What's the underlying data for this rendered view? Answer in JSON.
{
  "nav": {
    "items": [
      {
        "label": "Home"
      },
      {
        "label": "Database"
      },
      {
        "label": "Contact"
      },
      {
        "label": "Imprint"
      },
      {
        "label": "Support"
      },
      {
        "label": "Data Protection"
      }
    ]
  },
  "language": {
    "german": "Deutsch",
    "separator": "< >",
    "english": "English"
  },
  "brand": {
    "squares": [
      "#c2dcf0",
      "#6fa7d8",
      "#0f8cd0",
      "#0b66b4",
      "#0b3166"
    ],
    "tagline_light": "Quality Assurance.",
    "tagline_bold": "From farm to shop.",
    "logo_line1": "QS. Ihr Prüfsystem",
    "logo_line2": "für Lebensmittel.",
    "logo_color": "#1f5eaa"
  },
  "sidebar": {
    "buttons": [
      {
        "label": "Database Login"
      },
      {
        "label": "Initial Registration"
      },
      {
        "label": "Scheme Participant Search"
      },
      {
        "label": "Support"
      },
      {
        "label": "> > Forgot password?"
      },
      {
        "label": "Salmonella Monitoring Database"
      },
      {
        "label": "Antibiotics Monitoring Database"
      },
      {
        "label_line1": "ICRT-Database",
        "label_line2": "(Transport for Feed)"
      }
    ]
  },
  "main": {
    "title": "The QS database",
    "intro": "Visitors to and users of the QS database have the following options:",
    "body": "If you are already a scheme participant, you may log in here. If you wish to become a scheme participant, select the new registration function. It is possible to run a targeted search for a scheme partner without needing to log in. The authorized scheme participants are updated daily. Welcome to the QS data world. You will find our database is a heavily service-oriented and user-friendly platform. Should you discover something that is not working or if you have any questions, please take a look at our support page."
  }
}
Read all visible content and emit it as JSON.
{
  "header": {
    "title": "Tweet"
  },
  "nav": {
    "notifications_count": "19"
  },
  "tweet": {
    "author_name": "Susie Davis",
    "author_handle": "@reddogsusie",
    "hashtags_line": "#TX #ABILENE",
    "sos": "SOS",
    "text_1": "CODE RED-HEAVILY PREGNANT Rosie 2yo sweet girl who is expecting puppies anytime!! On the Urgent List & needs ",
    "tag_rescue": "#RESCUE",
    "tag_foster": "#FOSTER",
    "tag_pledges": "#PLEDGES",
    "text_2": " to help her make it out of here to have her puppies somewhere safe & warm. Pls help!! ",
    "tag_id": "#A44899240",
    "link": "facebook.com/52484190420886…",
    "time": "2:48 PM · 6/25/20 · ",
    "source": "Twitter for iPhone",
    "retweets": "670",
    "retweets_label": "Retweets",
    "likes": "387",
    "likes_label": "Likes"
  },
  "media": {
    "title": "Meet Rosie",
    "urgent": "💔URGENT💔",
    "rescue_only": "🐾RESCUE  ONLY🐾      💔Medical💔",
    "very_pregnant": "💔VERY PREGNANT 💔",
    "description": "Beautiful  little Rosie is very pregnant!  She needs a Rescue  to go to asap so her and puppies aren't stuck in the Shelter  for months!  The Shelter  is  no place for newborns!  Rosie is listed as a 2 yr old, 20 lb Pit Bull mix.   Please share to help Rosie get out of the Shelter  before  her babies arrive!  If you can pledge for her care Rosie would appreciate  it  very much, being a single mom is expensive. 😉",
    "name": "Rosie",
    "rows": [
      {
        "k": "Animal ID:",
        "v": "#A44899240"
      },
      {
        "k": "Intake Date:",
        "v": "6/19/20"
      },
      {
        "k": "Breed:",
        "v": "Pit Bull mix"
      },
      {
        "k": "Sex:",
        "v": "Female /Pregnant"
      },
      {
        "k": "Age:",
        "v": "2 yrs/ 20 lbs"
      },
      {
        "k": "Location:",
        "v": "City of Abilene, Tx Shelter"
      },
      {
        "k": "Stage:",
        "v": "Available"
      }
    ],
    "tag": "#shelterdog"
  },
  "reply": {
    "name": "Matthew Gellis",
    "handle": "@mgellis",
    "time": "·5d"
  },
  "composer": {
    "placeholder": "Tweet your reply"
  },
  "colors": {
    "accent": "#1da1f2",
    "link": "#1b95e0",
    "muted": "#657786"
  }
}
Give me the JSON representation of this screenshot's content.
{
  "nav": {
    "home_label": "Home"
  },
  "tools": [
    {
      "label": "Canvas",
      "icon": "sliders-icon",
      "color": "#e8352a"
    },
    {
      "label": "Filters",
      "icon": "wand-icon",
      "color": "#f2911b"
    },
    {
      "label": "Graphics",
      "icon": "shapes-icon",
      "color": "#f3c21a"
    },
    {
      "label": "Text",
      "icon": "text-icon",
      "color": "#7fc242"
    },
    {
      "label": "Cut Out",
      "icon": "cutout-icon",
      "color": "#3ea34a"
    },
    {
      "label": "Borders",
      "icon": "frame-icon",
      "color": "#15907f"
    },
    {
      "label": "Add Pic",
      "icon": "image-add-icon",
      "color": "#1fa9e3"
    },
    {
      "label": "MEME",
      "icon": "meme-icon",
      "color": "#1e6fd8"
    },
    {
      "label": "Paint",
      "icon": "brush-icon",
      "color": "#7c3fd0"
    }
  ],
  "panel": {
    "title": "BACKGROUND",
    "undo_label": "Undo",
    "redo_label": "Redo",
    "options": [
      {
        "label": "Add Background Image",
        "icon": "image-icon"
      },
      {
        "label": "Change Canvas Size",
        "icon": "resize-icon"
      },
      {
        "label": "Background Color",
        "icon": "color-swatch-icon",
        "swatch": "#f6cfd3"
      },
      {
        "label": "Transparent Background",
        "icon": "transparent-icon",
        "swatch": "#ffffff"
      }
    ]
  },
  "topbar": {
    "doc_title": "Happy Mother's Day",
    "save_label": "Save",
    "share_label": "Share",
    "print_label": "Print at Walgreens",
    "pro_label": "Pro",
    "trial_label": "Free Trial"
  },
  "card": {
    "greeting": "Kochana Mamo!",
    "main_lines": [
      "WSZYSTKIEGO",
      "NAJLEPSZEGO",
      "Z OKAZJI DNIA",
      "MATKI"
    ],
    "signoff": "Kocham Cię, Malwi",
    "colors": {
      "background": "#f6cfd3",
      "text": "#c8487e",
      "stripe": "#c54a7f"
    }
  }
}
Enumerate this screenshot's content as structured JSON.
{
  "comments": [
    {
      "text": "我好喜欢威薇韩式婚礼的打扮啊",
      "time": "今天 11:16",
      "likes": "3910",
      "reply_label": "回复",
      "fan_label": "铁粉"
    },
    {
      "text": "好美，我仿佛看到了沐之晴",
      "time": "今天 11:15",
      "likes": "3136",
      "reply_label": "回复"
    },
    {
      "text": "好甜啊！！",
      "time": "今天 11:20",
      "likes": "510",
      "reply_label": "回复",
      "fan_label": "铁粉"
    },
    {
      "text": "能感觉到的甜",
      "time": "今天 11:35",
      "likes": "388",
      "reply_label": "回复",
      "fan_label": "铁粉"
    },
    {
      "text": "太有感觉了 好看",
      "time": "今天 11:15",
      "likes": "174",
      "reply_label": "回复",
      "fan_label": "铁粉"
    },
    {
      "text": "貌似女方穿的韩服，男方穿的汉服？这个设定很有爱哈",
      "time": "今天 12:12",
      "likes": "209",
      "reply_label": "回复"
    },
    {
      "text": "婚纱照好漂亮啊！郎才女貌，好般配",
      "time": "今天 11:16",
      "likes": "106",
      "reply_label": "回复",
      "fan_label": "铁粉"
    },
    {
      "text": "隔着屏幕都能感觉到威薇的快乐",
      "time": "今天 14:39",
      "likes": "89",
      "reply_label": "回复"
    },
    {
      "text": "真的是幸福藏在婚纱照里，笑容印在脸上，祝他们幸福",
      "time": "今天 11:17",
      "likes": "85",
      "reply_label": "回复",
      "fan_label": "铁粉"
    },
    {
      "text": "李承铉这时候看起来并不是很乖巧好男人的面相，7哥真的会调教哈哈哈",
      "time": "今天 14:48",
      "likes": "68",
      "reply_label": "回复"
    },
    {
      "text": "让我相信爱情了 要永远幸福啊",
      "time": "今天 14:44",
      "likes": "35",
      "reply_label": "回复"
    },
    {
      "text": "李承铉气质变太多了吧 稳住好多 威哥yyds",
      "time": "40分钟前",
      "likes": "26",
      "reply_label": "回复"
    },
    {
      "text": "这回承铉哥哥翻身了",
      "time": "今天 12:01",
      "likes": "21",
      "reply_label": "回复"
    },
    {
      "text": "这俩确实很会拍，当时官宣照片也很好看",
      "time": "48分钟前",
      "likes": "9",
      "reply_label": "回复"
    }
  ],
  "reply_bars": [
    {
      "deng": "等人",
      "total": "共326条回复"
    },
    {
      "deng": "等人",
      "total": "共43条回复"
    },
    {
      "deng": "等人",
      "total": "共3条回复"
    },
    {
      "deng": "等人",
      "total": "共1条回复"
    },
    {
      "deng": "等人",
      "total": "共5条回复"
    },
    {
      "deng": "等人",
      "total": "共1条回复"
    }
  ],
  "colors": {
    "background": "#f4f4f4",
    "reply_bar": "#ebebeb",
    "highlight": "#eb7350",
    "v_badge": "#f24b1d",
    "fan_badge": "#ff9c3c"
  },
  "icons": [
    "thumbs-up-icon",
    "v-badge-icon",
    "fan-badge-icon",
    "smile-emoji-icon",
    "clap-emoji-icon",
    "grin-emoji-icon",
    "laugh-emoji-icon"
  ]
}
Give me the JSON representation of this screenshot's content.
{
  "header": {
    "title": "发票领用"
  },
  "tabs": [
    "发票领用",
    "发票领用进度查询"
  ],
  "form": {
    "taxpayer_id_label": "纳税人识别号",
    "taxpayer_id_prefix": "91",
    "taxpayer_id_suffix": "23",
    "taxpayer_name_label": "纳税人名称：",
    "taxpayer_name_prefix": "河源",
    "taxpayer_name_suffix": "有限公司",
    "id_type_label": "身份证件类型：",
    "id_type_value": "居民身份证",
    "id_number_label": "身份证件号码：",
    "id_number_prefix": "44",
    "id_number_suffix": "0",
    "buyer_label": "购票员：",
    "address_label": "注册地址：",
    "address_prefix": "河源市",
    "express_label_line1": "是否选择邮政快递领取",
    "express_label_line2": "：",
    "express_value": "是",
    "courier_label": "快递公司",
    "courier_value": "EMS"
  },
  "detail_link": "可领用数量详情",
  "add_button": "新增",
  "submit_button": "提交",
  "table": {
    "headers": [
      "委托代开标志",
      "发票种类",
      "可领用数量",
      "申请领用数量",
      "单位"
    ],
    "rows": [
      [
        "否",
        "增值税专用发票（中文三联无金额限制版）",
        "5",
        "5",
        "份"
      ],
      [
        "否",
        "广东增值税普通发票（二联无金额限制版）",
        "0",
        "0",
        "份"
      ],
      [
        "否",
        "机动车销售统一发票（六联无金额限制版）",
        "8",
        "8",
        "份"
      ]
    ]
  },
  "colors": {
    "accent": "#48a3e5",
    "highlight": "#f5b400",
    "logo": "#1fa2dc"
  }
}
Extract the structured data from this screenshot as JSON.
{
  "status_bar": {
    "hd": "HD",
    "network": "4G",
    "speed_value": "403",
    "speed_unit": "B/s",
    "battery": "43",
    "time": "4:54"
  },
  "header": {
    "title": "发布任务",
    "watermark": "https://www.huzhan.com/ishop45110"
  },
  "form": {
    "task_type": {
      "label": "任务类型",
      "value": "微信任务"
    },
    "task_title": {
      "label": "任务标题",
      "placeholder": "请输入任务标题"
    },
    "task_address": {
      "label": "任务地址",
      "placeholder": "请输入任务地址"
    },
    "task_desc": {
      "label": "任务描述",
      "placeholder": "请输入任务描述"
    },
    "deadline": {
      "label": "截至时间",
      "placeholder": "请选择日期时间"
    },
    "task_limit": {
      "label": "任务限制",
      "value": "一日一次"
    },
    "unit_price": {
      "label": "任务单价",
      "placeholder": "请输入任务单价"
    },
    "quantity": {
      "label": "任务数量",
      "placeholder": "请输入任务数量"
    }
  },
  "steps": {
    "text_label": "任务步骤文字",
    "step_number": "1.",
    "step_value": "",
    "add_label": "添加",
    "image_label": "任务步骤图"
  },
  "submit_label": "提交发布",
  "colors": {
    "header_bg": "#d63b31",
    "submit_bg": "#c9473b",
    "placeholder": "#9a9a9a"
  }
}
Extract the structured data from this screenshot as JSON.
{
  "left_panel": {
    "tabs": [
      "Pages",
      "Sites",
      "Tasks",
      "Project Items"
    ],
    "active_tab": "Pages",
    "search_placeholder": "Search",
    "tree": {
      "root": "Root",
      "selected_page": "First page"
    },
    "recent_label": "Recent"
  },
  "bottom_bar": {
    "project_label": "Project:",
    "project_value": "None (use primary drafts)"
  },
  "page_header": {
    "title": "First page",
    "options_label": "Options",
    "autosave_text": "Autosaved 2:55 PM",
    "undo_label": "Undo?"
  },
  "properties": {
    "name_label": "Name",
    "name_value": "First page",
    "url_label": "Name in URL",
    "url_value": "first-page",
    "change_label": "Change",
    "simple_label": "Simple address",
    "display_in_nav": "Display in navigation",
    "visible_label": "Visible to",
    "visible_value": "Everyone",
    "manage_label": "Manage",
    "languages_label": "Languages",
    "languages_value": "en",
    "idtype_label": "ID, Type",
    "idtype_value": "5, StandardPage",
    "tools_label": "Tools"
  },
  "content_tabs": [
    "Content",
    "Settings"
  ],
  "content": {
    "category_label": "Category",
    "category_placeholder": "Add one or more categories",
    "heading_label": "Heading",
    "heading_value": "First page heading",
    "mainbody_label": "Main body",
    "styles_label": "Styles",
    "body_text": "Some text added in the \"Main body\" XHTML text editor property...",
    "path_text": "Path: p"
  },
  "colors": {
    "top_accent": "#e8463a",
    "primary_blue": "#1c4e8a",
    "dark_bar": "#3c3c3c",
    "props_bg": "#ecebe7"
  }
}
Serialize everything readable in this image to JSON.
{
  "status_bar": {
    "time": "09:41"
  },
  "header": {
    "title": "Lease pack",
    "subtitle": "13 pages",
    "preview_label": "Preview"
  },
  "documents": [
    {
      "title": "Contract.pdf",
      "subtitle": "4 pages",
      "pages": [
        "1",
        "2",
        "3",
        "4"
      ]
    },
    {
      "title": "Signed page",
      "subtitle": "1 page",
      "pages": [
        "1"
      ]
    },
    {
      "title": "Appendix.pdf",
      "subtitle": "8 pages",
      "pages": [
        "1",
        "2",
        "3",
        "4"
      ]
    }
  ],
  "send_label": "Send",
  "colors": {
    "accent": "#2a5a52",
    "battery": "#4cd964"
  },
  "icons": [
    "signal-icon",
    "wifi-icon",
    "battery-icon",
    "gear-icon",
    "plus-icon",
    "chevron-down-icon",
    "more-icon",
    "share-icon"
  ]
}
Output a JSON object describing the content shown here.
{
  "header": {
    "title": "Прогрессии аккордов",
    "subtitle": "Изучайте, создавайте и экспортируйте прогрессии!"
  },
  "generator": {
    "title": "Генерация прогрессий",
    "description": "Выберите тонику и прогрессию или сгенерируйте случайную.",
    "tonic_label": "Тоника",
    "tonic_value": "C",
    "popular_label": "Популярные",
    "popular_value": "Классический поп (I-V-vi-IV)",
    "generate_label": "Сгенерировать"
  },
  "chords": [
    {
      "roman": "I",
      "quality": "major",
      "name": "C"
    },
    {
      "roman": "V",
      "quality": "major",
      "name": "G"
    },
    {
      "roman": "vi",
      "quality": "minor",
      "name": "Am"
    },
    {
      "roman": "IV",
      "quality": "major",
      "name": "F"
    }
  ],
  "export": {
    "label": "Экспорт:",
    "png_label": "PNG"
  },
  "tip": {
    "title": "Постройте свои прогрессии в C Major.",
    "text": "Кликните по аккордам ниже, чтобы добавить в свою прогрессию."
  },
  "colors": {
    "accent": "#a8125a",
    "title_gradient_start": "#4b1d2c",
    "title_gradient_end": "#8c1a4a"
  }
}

Aim of the task ▸ Go through the records and pull out each line that includes the word "subtitle".

Written response ▸
    "subtitle": "13 pages",
      "subtitle": "4 pages",
      "subtitle": "1 page",
      "subtitle": "8 pages",
    "subtitle": "Изучайте, создавайте и экспортируйте прогрессии!"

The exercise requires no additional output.